**Task goal**
Without including the pictures, copy out every line below.

**Extracted information**
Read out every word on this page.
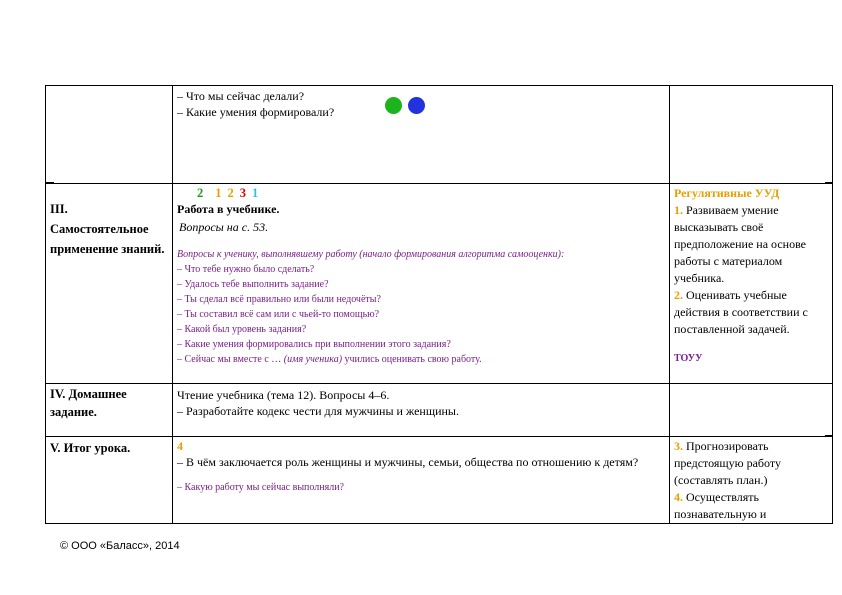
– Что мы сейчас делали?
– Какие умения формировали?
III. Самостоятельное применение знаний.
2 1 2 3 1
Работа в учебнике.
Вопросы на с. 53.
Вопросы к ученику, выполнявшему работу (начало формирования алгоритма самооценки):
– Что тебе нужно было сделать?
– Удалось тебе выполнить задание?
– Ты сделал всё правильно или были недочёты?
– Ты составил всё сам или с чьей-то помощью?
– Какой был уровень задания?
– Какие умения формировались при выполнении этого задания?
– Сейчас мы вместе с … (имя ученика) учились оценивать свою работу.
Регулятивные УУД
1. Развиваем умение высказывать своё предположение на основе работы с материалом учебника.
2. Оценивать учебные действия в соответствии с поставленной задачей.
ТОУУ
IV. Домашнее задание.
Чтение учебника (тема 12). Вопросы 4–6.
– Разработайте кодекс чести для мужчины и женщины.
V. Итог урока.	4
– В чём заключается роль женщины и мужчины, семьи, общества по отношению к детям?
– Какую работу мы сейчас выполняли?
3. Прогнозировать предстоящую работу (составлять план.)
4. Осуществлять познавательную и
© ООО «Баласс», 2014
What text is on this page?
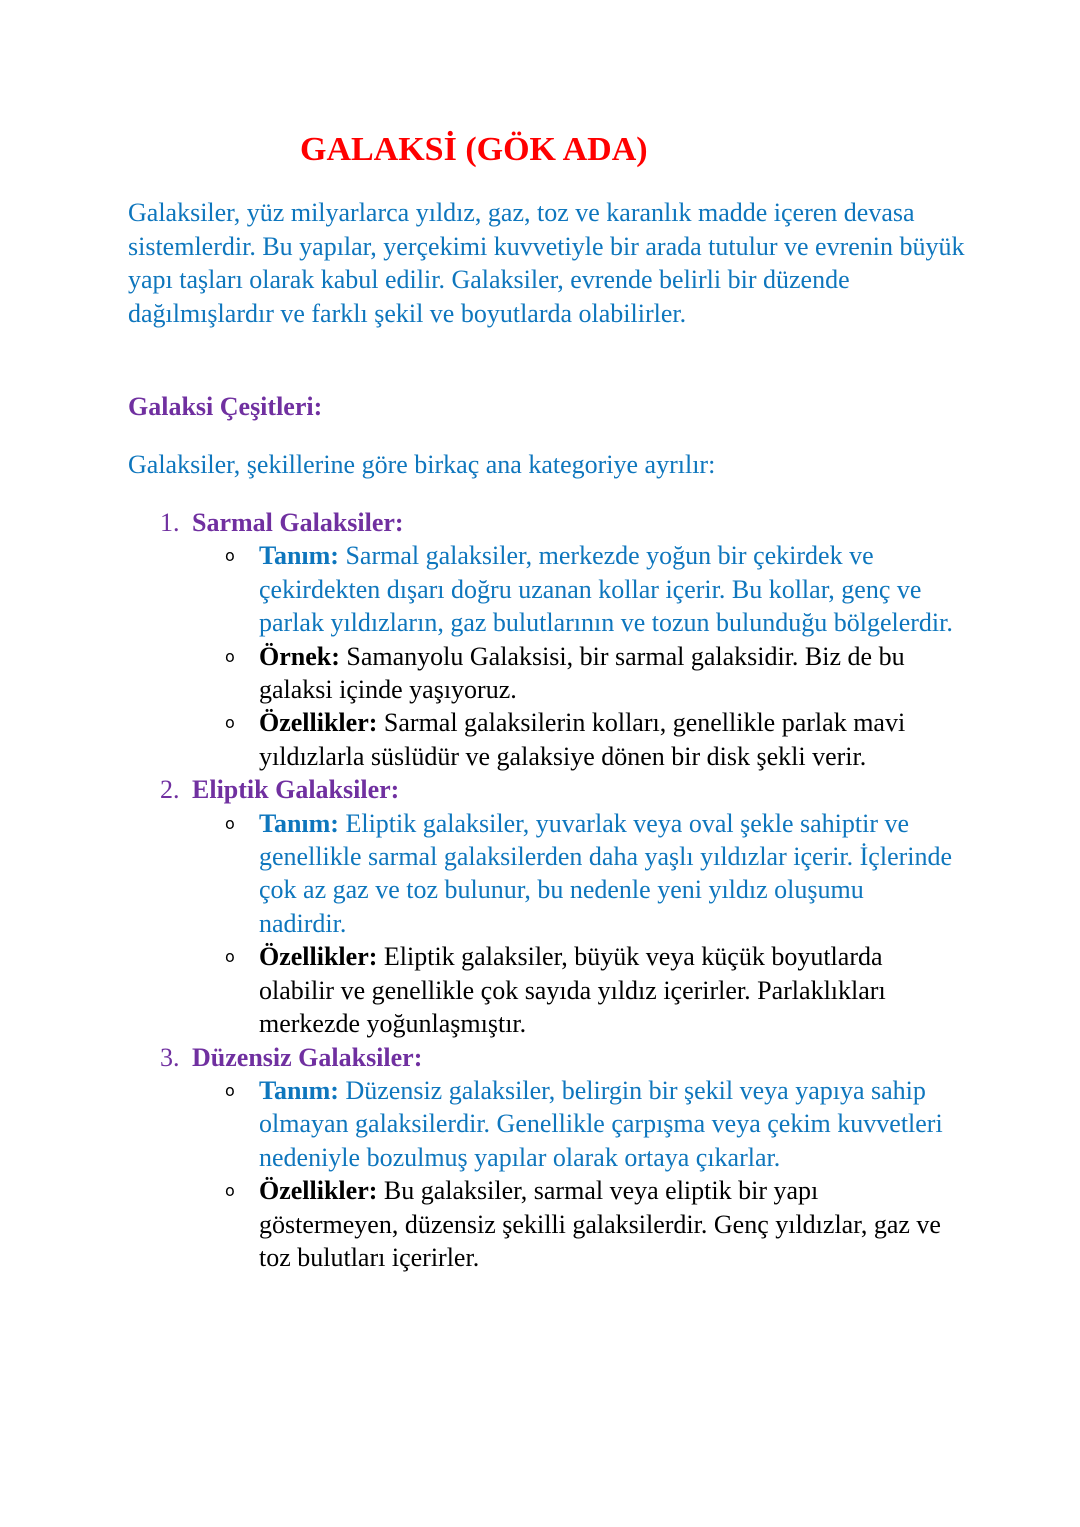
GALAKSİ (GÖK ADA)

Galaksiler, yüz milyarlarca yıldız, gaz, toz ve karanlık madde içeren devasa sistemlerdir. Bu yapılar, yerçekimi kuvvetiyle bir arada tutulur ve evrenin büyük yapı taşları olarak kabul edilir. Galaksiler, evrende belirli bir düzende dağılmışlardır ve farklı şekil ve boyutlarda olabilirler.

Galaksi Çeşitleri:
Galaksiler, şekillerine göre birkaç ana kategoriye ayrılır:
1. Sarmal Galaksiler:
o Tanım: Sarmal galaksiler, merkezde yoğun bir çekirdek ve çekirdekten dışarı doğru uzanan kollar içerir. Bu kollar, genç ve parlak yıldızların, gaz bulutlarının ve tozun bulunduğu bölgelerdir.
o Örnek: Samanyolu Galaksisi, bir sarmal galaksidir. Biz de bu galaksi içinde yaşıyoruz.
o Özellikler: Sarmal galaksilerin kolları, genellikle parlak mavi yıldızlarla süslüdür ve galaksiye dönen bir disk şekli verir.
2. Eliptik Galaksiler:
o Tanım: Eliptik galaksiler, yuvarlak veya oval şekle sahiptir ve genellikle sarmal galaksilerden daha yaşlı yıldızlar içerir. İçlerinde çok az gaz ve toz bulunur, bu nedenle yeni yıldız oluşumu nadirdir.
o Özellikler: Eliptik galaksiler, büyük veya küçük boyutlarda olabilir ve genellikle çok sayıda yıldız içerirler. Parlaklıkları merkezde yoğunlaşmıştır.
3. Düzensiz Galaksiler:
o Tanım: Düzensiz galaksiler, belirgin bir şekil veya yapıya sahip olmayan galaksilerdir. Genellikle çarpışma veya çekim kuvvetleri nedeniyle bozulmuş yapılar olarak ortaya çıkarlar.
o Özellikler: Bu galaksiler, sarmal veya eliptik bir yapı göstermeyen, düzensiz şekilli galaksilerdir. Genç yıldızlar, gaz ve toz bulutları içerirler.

**Completed task**
Read out every word on this page.
– Что мы сейчас делали?
– Какие умения формировали?
III. Самостоятельное применение знаний.
2 1 2 3 1
Работа в учебнике.
Вопросы на с. 53.
Вопросы к ученику, выполнявшему работу (начало формирования алгоритма самооценки):
– Что тебе нужно было сделать?
– Удалось тебе выполнить задание?
– Ты сделал всё правильно или были недочёты?
– Ты составил всё сам или с чьей-то помощью?
– Какой был уровень задания?
– Какие умения формировались при выполнении этого задания?
– Сейчас мы вместе с … (имя ученика) учились оценивать свою работу.
Регулятивные УУД
1. Развиваем умение высказывать своё предположение на основе работы с материалом учебника.
2. Оценивать учебные действия в соответствии с поставленной задачей.
ТОУУ
IV. Домашнее задание.
Чтение учебника (тема 12). Вопросы 4–6.
– Разработайте кодекс чести для мужчины и женщины.
V. Итог урока.	4
– В чём заключается роль женщины и мужчины, семьи, общества по отношению к детям?
– Какую работу мы сейчас выполняли?
3. Прогнозировать предстоящую работу (составлять план.)
4. Осуществлять познавательную и
© ООО «Баласс», 2014
What text is on this page?
GALAKSİ (GÖK ADA)

Galaksiler, yüz milyarlarca yıldız, gaz, toz ve karanlık madde içeren devasa sistemlerdir. Bu yapılar, yerçekimi kuvvetiyle bir arada tutulur ve evrenin büyük yapı taşları olarak kabul edilir. Galaksiler, evrende belirli bir düzende dağılmışlardır ve farklı şekil ve boyutlarda olabilirler.

Galaksi Çeşitleri:
Galaksiler, şekillerine göre birkaç ana kategoriye ayrılır:
1. Sarmal Galaksiler:
o Tanım: Sarmal galaksiler, merkezde yoğun bir çekirdek ve çekirdekten dışarı doğru uzanan kollar içerir. Bu kollar, genç ve parlak yıldızların, gaz bulutlarının ve tozun bulunduğu bölgelerdir.
o Örnek: Samanyolu Galaksisi, bir sarmal galaksidir. Biz de bu galaksi içinde yaşıyoruz.
o Özellikler: Sarmal galaksilerin kolları, genellikle parlak mavi yıldızlarla süslüdür ve galaksiye dönen bir disk şekli verir.
2. Eliptik Galaksiler:
o Tanım: Eliptik galaksiler, yuvarlak veya oval şekle sahiptir ve genellikle sarmal galaksilerden daha yaşlı yıldızlar içerir. İçlerinde çok az gaz ve toz bulunur, bu nedenle yeni yıldız oluşumu nadirdir.
o Özellikler: Eliptik galaksiler, büyük veya küçük boyutlarda olabilir ve genellikle çok sayıda yıldız içerirler. Parlaklıkları merkezde yoğunlaşmıştır.
3. Düzensiz Galaksiler:
o Tanım: Düzensiz galaksiler, belirgin bir şekil veya yapıya sahip olmayan galaksilerdir. Genellikle çarpışma veya çekim kuvvetleri nedeniyle bozulmuş yapılar olarak ortaya çıkarlar.
o Özellikler: Bu galaksiler, sarmal veya eliptik bir yapı göstermeyen, düzensiz şekilli galaksilerdir. Genç yıldızlar, gaz ve toz bulutları içerirler.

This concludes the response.